Data in this exercise:
--*--
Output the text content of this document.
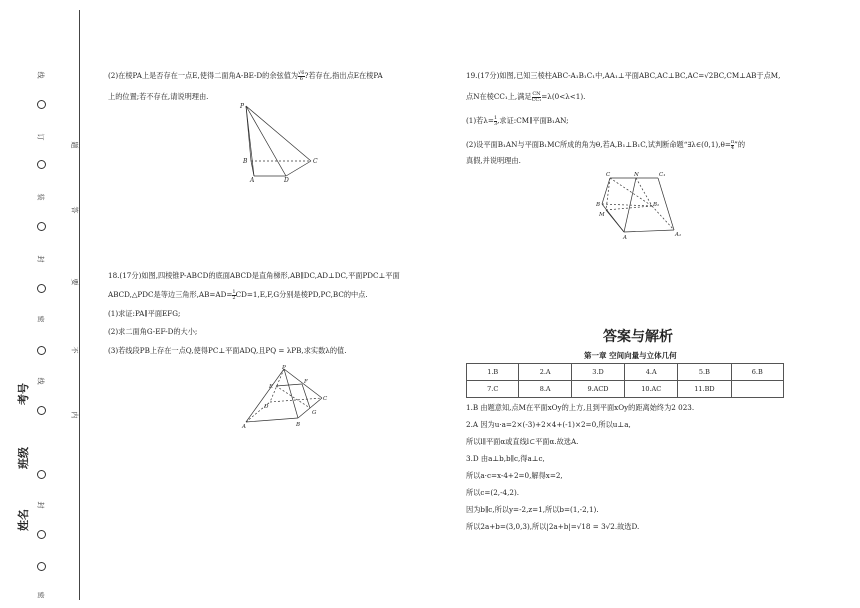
线
订
装
封
密
线
封
密
题
答
要
不
内
考号
班级
姓名
(2)在棱PA上是否存在一点E,使得二面角A-BE-D的余弦值为 $\frac{√6}{6}$ ?若存在,指出点E在棱PA
上的位置;若不存在,请说明理由.
P
B
A	D
C
18.(17分)如图,四棱锥P-ABCD的底面ABCD是直角梯形,AB∥DC,AD⊥DC,平面PDC⊥平面
ABCD,△PDC是等边三角形$,AB=AD= \frac{1}{2} CD=1,E,F,G$分别是棱PD,PC,BC的中点.
(1)求证:PA∥平面EFG;
(2)求二面角G-EF-D的大小;
(3)若线段PB上存在一点Q,使得PC⊥平面ADQ,且PQ = λPB,求实数λ的值.
P
E
F
D
C
A	B
G
19.(17分)如图,已知三棱柱ABC-A₁B₁C₁中,AA₁⊥平面ABC,AC⊥BC,AC=√2BC,CM⊥AB于点M,
点N在棱CC₁上,满足 $\frac{CN}{\text{CC₁}} =\lambda(0<\lambda<1)$.
(1)若$\lambda= \frac{1}{3}$ ,求证:CM∥平面B₁AN;
(2)设平面B₁AN与平面B₁MC所成的角为θ,若A,B₁⊥B₁C,试判断命题“∃λ∈(0,1),θ= $\frac{\pi}{4}$ ”的
真假,并说明理由.
C	N	C₁
B
M
B₁
A	A₁
答案与解析
第一章 空间向量与立体几何
1.B	2.A	3.D	4.A	5.B	6.B
7.C	8.A	9.ACD	10.AC	11.BD	
1.B 由题意知,点M在平面xOy的上方,且到平面xOy的距离始终为2 023.
2.A 因为u·a=2×(-3)+2×4+(-1)×2=0,所以u⊥a,
所以l∥平面α或直线l⊂平面α.故选A.
3.D 由a⊥b,b∥c,得a⊥c,
所以a·c=x-4+2=0,解得x=2,
所以c=(2,-4,2).
因为b∥c,所以y=-2,z=1,所以b=(1,-2,1).
所以2a+b=(3,0,3),所以|2a+b|=√18 = 3√2.故选D.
--*--
Written exercise: From the data above, pick out each line containing "lambda" and copy it.

Final result:
点N在棱CC₁上,满足 $\frac{CN}{\text{CC₁}} =\lambda(0<\lambda<1)$.
(1)若$\lambda= \frac{1}{3}$ ,求证:CM∥平面B₁AN;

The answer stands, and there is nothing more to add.